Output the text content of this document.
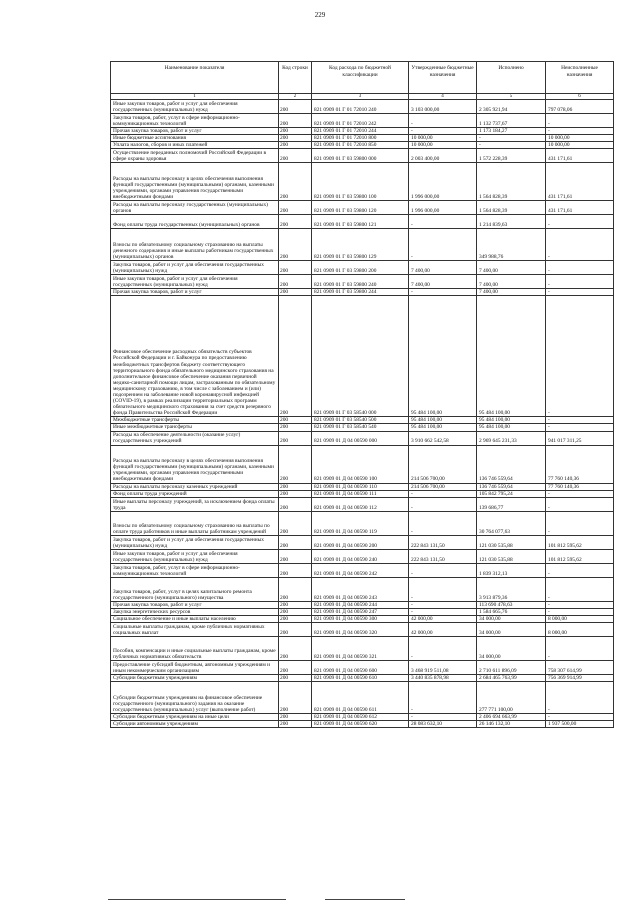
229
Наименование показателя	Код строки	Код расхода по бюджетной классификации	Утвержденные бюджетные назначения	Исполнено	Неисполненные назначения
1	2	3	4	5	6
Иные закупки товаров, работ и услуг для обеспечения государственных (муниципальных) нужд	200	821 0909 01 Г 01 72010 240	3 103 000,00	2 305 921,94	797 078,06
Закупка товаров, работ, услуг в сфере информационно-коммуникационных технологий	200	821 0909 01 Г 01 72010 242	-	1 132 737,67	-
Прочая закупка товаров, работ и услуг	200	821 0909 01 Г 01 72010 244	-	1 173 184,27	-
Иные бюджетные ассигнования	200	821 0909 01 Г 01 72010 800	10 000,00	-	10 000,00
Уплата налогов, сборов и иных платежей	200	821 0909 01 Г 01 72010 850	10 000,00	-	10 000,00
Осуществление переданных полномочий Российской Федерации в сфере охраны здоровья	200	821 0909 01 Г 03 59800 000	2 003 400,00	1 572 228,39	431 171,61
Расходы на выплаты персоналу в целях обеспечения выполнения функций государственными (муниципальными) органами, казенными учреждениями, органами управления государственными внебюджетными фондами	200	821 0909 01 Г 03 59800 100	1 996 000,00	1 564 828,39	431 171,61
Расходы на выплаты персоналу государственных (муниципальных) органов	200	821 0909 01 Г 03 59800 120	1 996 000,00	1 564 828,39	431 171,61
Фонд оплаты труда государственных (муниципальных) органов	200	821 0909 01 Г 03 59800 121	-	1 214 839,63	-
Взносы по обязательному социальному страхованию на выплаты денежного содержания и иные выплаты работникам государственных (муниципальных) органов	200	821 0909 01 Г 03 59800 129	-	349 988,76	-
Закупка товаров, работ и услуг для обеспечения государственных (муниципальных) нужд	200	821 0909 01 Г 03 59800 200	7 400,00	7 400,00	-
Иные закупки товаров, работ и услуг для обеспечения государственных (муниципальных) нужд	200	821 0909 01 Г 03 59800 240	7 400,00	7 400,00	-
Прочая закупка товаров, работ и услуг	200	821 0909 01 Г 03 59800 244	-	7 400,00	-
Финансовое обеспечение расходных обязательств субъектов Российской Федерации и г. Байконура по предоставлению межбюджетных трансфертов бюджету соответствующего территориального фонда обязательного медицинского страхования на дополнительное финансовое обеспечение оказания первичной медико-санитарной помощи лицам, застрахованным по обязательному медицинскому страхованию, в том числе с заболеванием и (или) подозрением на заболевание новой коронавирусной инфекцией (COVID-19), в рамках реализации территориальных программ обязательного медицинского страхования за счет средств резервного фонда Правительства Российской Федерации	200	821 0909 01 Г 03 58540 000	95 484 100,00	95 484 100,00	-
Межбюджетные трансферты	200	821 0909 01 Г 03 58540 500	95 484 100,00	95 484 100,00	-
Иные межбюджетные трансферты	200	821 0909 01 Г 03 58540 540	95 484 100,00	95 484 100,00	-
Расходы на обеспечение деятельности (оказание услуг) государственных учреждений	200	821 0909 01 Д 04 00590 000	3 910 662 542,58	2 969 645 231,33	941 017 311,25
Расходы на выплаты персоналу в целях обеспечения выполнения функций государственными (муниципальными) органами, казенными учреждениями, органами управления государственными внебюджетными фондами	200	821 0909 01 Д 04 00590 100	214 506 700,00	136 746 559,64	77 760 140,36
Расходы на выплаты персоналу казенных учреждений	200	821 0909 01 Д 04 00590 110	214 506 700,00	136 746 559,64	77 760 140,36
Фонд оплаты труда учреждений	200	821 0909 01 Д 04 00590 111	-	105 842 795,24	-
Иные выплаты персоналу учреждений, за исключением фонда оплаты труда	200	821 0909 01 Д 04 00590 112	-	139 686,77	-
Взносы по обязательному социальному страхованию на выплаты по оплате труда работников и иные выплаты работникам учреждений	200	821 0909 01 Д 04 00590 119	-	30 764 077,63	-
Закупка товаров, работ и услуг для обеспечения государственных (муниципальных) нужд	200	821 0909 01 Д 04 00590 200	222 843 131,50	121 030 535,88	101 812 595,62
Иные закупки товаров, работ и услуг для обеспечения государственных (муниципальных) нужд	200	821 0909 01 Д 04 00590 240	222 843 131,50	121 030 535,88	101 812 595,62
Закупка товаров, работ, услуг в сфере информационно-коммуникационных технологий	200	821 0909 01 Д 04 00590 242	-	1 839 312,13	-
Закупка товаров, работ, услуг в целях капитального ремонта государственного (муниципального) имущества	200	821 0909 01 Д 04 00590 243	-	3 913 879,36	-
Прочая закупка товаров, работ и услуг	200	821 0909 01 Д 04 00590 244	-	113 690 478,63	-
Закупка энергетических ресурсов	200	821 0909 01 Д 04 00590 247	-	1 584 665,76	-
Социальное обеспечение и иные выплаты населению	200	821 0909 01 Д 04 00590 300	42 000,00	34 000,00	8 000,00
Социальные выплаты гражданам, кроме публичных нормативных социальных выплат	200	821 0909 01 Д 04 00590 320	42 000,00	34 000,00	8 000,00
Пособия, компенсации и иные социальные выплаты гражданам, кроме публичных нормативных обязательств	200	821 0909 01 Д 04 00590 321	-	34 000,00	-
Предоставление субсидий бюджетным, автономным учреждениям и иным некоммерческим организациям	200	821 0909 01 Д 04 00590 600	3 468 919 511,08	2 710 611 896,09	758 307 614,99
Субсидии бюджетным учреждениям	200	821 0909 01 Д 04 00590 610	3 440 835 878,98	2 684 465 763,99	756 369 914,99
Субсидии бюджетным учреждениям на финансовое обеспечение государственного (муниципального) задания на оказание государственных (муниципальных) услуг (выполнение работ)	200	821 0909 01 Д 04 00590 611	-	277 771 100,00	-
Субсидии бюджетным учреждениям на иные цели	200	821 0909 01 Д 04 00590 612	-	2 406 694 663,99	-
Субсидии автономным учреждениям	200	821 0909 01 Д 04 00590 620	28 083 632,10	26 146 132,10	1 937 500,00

## SHORT TASK
Copy every line of the records above that holds the word "финансовое".

## FULL ANSWER
Финансовое обеспечение расходных обязательств субъектов Российской Федерации и г. Байконура по предоставлению межбюджетных трансфертов бюджету соответствующего территориального фонда обязательного медицинского страхования на дополнительное финансовое обеспечение оказания первичной медико-санитарной помощи лицам, застрахованным по обязательному медицинскому страхованию, в том числе с заболеванием и (или) подозрением на заболевание новой коронавирусной инфекцией (COVID-19), в рамках реализации территориальных программ обязательного медицинского страхования за счет средств резервного фонда Правительства Российской Федерации	200	821 0909 01 Г 03 58540 000	95 484 100,00	95 484 100,00	-
Субсидии бюджетным учреждениям на финансовое обеспечение государственного (муниципального) задания на оказание государственных (муниципальных) услуг (выполнение работ)	200	821 0909 01 Д 04 00590 611	-	277 771 100,00	-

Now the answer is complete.